---- RECORDS TO PROCESS
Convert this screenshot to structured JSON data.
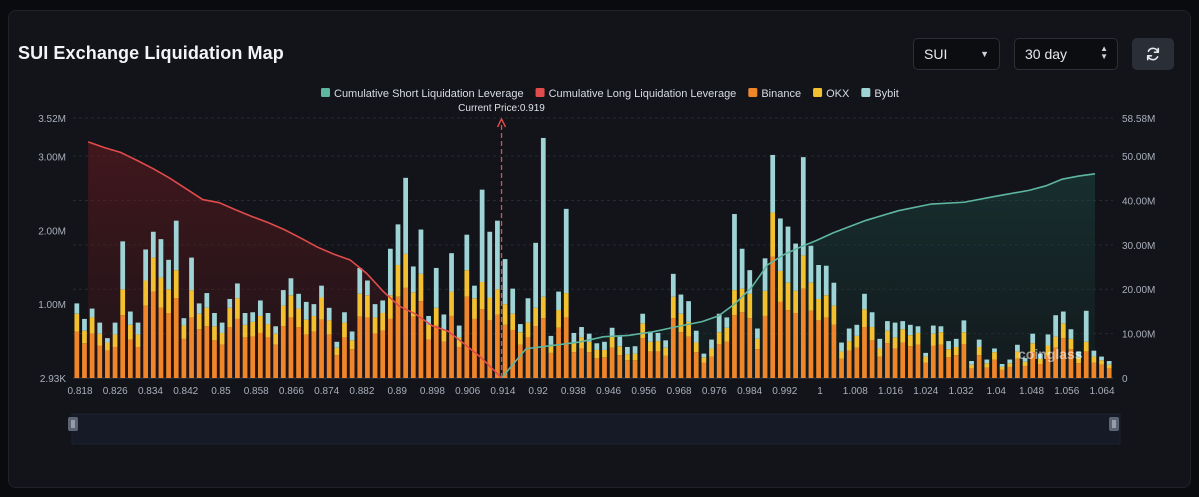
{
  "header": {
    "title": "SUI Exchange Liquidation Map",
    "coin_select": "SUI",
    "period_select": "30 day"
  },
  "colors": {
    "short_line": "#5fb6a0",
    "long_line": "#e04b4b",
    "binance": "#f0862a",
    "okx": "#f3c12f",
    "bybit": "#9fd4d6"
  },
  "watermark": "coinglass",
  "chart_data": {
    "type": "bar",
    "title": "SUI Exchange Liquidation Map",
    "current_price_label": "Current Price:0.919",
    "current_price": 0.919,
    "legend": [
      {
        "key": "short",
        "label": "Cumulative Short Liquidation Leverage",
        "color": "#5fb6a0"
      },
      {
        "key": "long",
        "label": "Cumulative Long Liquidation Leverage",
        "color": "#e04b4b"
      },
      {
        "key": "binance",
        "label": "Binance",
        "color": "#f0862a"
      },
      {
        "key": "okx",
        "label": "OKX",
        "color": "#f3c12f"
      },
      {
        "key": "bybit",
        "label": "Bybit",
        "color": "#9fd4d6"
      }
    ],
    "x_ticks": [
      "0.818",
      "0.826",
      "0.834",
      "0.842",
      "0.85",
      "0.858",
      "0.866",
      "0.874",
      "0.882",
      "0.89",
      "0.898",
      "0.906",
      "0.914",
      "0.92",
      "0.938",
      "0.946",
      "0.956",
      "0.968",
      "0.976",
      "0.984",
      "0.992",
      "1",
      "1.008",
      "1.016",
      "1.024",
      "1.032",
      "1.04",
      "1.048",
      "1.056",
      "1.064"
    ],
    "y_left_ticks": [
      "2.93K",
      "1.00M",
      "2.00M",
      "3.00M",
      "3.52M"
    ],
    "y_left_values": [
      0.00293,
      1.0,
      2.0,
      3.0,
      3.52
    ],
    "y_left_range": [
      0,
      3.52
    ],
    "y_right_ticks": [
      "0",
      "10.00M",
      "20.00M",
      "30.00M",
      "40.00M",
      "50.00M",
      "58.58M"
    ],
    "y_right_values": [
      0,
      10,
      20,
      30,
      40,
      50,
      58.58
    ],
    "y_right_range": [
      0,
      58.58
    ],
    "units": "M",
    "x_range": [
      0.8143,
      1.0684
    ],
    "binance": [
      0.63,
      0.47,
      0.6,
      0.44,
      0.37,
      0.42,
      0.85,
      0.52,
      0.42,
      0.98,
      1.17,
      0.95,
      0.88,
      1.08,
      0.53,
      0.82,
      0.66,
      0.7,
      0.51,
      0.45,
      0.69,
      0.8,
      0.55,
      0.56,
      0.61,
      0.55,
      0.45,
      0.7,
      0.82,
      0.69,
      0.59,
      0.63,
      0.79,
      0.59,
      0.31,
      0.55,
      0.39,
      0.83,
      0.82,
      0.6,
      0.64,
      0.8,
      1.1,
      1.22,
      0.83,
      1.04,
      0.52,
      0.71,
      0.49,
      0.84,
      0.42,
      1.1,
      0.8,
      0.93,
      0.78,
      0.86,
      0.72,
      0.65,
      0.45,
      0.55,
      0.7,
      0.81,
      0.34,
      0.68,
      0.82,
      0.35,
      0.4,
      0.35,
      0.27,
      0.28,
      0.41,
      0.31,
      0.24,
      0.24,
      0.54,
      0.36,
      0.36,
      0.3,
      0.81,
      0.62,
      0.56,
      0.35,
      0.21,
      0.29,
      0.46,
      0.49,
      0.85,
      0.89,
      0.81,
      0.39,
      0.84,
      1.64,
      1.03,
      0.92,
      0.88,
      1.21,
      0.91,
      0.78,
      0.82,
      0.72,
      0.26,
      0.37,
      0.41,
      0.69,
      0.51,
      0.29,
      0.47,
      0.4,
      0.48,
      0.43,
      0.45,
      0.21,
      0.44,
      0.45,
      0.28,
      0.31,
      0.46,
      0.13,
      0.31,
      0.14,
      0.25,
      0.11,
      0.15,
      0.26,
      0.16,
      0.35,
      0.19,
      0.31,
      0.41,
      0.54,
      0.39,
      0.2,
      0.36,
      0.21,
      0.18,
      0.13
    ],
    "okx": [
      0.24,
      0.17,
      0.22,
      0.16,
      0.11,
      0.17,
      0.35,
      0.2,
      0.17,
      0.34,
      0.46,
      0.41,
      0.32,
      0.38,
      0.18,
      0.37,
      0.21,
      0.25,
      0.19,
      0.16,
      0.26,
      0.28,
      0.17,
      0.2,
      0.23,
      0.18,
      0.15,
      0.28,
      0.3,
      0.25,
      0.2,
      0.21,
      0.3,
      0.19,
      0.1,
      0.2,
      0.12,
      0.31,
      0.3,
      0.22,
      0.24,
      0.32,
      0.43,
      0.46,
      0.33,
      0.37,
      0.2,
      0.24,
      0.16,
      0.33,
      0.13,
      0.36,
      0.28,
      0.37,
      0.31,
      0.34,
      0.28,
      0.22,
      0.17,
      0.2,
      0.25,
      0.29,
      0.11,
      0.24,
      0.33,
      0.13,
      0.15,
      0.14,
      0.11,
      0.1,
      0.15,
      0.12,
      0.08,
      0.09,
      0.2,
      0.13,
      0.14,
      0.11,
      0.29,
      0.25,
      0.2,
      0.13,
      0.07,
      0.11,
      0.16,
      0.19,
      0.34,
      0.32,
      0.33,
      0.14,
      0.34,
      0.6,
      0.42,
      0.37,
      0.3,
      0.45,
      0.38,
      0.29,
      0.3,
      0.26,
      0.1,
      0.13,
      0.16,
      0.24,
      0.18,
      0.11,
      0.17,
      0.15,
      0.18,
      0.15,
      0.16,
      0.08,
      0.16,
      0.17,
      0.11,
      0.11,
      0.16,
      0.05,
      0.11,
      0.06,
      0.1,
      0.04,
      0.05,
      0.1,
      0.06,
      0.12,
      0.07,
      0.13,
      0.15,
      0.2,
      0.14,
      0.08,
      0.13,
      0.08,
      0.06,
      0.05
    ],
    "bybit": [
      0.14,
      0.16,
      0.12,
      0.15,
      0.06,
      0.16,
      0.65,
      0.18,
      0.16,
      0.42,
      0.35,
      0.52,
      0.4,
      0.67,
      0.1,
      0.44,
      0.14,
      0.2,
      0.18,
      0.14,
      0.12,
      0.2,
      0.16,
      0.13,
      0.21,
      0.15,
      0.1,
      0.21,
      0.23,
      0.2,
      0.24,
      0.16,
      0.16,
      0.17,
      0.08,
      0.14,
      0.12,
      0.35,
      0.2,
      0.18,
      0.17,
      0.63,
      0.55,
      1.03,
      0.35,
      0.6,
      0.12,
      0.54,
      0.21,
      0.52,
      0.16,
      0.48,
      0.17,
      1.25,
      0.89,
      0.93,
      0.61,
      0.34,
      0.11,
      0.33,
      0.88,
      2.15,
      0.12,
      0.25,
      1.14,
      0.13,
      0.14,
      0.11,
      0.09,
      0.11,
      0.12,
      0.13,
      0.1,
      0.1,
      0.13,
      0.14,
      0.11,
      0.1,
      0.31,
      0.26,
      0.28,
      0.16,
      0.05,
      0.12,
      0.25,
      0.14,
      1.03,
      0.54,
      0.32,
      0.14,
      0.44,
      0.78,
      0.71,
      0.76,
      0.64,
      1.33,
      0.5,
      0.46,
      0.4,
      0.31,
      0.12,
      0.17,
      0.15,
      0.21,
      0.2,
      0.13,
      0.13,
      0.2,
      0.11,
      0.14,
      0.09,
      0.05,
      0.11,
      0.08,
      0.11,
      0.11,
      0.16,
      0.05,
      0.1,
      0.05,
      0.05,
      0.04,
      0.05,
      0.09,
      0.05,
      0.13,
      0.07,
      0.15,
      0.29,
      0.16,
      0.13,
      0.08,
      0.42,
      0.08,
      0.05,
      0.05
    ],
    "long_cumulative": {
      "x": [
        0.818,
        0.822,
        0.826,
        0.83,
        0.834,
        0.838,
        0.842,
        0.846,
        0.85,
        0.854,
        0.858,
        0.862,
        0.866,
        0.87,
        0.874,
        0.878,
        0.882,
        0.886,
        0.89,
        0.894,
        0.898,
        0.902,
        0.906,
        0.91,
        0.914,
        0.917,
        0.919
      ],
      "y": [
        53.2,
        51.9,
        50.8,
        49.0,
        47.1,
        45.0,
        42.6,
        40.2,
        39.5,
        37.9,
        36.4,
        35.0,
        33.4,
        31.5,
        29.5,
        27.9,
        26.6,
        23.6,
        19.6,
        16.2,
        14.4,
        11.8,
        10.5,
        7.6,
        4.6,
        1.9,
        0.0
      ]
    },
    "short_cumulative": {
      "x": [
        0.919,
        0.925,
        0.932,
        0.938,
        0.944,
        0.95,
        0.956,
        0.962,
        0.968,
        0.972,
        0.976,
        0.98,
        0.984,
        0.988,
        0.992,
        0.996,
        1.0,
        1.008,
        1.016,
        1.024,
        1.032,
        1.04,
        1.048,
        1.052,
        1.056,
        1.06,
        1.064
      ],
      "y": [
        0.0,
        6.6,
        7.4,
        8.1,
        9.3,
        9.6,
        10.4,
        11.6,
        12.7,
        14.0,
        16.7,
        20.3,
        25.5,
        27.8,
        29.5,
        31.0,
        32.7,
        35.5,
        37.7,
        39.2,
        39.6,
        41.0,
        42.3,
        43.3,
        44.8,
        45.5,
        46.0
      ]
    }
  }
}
--------
(SET PROBLEM)
Reply with nothing except the number of lines in the listing above that include "Leverage".

(FULL ANSWER)
2